* START MATERIALS PROVIDED *
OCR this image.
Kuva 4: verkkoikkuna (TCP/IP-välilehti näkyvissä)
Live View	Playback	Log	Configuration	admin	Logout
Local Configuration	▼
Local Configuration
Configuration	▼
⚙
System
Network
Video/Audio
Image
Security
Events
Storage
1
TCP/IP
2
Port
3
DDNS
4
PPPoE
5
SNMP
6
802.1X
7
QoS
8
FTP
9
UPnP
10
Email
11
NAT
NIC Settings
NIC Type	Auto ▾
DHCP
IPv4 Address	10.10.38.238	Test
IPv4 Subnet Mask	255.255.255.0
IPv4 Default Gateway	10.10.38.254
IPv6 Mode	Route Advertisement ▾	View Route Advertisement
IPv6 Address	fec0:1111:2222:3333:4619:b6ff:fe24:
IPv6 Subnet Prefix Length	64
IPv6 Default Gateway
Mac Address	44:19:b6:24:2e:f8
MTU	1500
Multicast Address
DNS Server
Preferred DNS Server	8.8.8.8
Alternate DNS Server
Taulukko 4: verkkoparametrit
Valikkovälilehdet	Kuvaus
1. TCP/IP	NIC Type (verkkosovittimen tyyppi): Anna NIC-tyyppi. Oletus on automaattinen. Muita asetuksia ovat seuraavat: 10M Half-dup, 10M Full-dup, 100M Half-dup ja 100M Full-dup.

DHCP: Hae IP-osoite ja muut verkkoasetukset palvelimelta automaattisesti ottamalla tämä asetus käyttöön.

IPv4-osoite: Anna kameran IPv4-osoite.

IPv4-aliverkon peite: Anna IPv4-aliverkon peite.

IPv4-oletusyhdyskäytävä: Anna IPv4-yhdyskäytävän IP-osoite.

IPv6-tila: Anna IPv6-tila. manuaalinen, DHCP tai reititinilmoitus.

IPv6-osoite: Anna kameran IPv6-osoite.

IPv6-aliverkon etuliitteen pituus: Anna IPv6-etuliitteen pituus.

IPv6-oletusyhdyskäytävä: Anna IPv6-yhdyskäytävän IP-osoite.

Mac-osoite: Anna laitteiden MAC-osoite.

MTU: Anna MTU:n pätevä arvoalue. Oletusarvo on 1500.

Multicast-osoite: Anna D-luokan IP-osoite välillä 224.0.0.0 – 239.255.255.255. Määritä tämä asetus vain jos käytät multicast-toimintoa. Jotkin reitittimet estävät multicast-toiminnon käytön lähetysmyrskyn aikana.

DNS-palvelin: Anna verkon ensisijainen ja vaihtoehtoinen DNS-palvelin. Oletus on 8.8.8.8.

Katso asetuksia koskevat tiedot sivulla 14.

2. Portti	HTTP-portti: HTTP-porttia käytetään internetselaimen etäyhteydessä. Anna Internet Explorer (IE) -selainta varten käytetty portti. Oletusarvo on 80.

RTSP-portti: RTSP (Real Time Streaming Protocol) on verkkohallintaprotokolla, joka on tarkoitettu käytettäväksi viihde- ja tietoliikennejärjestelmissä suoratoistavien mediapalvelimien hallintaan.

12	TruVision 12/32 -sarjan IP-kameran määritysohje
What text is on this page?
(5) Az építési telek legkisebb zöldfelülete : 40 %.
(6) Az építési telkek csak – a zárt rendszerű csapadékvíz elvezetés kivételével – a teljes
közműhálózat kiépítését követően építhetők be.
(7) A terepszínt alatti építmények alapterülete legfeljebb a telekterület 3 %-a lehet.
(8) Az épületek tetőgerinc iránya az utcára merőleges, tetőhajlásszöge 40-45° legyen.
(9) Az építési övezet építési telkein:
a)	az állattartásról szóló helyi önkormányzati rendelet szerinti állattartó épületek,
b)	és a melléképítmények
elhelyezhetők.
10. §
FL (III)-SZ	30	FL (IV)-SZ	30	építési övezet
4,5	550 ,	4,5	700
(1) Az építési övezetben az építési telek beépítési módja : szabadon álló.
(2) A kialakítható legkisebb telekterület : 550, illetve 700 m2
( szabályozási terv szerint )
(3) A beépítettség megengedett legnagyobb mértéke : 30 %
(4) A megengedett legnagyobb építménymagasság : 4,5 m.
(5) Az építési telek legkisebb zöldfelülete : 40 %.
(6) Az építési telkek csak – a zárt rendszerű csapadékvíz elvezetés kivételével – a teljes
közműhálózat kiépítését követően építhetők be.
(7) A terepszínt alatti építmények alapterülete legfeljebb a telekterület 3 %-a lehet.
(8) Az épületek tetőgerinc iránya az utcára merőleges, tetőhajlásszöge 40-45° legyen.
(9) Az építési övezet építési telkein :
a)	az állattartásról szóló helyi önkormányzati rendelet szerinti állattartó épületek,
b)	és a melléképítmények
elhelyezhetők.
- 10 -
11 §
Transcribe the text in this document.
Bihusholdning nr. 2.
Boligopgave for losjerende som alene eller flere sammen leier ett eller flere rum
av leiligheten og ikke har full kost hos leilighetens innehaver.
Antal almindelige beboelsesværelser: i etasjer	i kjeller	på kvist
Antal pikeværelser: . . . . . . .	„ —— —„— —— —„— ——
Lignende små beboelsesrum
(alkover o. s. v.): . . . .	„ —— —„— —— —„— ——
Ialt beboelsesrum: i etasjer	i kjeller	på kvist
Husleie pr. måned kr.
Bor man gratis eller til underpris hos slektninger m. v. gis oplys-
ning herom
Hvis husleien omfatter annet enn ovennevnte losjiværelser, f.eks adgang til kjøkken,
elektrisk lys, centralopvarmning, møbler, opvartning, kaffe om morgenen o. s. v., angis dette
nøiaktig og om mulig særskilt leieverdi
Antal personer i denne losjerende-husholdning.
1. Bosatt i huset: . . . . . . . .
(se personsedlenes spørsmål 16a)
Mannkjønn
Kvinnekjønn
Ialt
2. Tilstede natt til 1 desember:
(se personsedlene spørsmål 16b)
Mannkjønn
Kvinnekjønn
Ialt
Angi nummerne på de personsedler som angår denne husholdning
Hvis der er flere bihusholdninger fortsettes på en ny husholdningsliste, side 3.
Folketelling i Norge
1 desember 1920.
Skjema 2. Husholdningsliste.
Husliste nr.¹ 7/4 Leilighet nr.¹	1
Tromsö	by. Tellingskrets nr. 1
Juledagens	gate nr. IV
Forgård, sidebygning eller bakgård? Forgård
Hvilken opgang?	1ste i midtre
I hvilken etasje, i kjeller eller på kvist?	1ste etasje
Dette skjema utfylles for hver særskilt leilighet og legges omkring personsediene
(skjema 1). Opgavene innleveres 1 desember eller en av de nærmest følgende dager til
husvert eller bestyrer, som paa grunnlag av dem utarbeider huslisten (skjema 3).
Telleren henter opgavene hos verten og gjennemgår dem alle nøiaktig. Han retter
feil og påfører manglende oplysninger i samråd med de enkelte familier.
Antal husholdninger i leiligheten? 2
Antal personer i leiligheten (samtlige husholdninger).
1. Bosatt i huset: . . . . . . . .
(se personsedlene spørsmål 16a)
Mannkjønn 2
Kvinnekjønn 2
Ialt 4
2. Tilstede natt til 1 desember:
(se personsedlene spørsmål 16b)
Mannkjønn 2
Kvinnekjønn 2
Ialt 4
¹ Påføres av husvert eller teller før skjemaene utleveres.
* END MATERIALS PROVIDED *
WHAT IS REQUIRED:
Take the records above and return them exactly as written.

REPLY TO THE EXERCISE:
OCR this image.
Kuva 4: verkkoikkuna (TCP/IP-välilehti näkyvissä)
Live View	Playback	Log	Configuration	admin	Logout
Local Configuration	▼
Local Configuration
Configuration	▼
⚙
System
Network
Video/Audio
Image
Security
Events
Storage
1
TCP/IP
2
Port
3
DDNS
4
PPPoE
5
SNMP
6
802.1X
7
QoS
8
FTP
9
UPnP
10
Email
11
NAT
NIC Settings
NIC Type	Auto ▾
DHCP
IPv4 Address	10.10.38.238	Test
IPv4 Subnet Mask	255.255.255.0
IPv4 Default Gateway	10.10.38.254
IPv6 Mode	Route Advertisement ▾	View Route Advertisement
IPv6 Address	fec0:1111:2222:3333:4619:b6ff:fe24:
IPv6 Subnet Prefix Length	64
IPv6 Default Gateway
Mac Address	44:19:b6:24:2e:f8
MTU	1500
Multicast Address
DNS Server
Preferred DNS Server	8.8.8.8
Alternate DNS Server
Taulukko 4: verkkoparametrit
Valikkovälilehdet	Kuvaus
1. TCP/IP	NIC Type (verkkosovittimen tyyppi): Anna NIC-tyyppi. Oletus on automaattinen. Muita asetuksia ovat seuraavat: 10M Half-dup, 10M Full-dup, 100M Half-dup ja 100M Full-dup.

DHCP: Hae IP-osoite ja muut verkkoasetukset palvelimelta automaattisesti ottamalla tämä asetus käyttöön.

IPv4-osoite: Anna kameran IPv4-osoite.

IPv4-aliverkon peite: Anna IPv4-aliverkon peite.

IPv4-oletusyhdyskäytävä: Anna IPv4-yhdyskäytävän IP-osoite.

IPv6-tila: Anna IPv6-tila. manuaalinen, DHCP tai reititinilmoitus.

IPv6-osoite: Anna kameran IPv6-osoite.

IPv6-aliverkon etuliitteen pituus: Anna IPv6-etuliitteen pituus.

IPv6-oletusyhdyskäytävä: Anna IPv6-yhdyskäytävän IP-osoite.

Mac-osoite: Anna laitteiden MAC-osoite.

MTU: Anna MTU:n pätevä arvoalue. Oletusarvo on 1500.

Multicast-osoite: Anna D-luokan IP-osoite välillä 224.0.0.0 – 239.255.255.255. Määritä tämä asetus vain jos käytät multicast-toimintoa. Jotkin reitittimet estävät multicast-toiminnon käytön lähetysmyrskyn aikana.

DNS-palvelin: Anna verkon ensisijainen ja vaihtoehtoinen DNS-palvelin. Oletus on 8.8.8.8.

Katso asetuksia koskevat tiedot sivulla 14.

2. Portti	HTTP-portti: HTTP-porttia käytetään internetselaimen etäyhteydessä. Anna Internet Explorer (IE) -selainta varten käytetty portti. Oletusarvo on 80.

RTSP-portti: RTSP (Real Time Streaming Protocol) on verkkohallintaprotokolla, joka on tarkoitettu käytettäväksi viihde- ja tietoliikennejärjestelmissä suoratoistavien mediapalvelimien hallintaan.

12	TruVision 12/32 -sarjan IP-kameran määritysohje
What text is on this page?
(5) Az építési telek legkisebb zöldfelülete : 40 %.
(6) Az építési telkek csak – a zárt rendszerű csapadékvíz elvezetés kivételével – a teljes
közműhálózat kiépítését követően építhetők be.
(7) A terepszínt alatti építmények alapterülete legfeljebb a telekterület 3 %-a lehet.
(8) Az épületek tetőgerinc iránya az utcára merőleges, tetőhajlásszöge 40-45° legyen.
(9) Az építési övezet építési telkein:
a)	az állattartásról szóló helyi önkormányzati rendelet szerinti állattartó épületek,
b)	és a melléképítmények
elhelyezhetők.
10. §
FL (III)-SZ	30	FL (IV)-SZ	30	építési övezet
4,5	550 ,	4,5	700
(1) Az építési övezetben az építési telek beépítési módja : szabadon álló.
(2) A kialakítható legkisebb telekterület : 550, illetve 700 m2
( szabályozási terv szerint )
(3) A beépítettség megengedett legnagyobb mértéke : 30 %
(4) A megengedett legnagyobb építménymagasság : 4,5 m.
(5) Az építési telek legkisebb zöldfelülete : 40 %.
(6) Az építési telkek csak – a zárt rendszerű csapadékvíz elvezetés kivételével – a teljes
közműhálózat kiépítését követően építhetők be.
(7) A terepszínt alatti építmények alapterülete legfeljebb a telekterület 3 %-a lehet.
(8) Az épületek tetőgerinc iránya az utcára merőleges, tetőhajlásszöge 40-45° legyen.
(9) Az építési övezet építési telkein :
a)	az állattartásról szóló helyi önkormányzati rendelet szerinti állattartó épületek,
b)	és a melléképítmények
elhelyezhetők.
- 10 -
11 §
Transcribe the text in this document.
Bihusholdning nr. 2.
Boligopgave for losjerende som alene eller flere sammen leier ett eller flere rum
av leiligheten og ikke har full kost hos leilighetens innehaver.
Antal almindelige beboelsesværelser: i etasjer	i kjeller	på kvist
Antal pikeværelser: . . . . . . .	„ —— —„— —— —„— ——
Lignende små beboelsesrum
(alkover o. s. v.): . . . .	„ —— —„— —— —„— ——
Ialt beboelsesrum: i etasjer	i kjeller	på kvist
Husleie pr. måned kr.
Bor man gratis eller til underpris hos slektninger m. v. gis oplys-
ning herom
Hvis husleien omfatter annet enn ovennevnte losjiværelser, f.eks adgang til kjøkken,
elektrisk lys, centralopvarmning, møbler, opvartning, kaffe om morgenen o. s. v., angis dette
nøiaktig og om mulig særskilt leieverdi
Antal personer i denne losjerende-husholdning.
1. Bosatt i huset: . . . . . . . .
(se personsedlenes spørsmål 16a)
Mannkjønn
Kvinnekjønn
Ialt
2. Tilstede natt til 1 desember:
(se personsedlene spørsmål 16b)
Mannkjønn
Kvinnekjønn
Ialt
Angi nummerne på de personsedler som angår denne husholdning
Hvis der er flere bihusholdninger fortsettes på en ny husholdningsliste, side 3.
Folketelling i Norge
1 desember 1920.
Skjema 2. Husholdningsliste.
Husliste nr.¹ 7/4 Leilighet nr.¹	1
Tromsö	by. Tellingskrets nr. 1
Juledagens	gate nr. IV
Forgård, sidebygning eller bakgård? Forgård
Hvilken opgang?	1ste i midtre
I hvilken etasje, i kjeller eller på kvist?	1ste etasje
Dette skjema utfylles for hver særskilt leilighet og legges omkring personsediene
(skjema 1). Opgavene innleveres 1 desember eller en av de nærmest følgende dager til
husvert eller bestyrer, som paa grunnlag av dem utarbeider huslisten (skjema 3).
Telleren henter opgavene hos verten og gjennemgår dem alle nøiaktig. Han retter
feil og påfører manglende oplysninger i samråd med de enkelte familier.
Antal husholdninger i leiligheten? 2
Antal personer i leiligheten (samtlige husholdninger).
1. Bosatt i huset: . . . . . . . .
(se personsedlene spørsmål 16a)
Mannkjønn 2
Kvinnekjønn 2
Ialt 4
2. Tilstede natt til 1 desember:
(se personsedlene spørsmål 16b)
Mannkjønn 2
Kvinnekjønn 2
Ialt 4
¹ Påføres av husvert eller teller før skjemaene utleveres.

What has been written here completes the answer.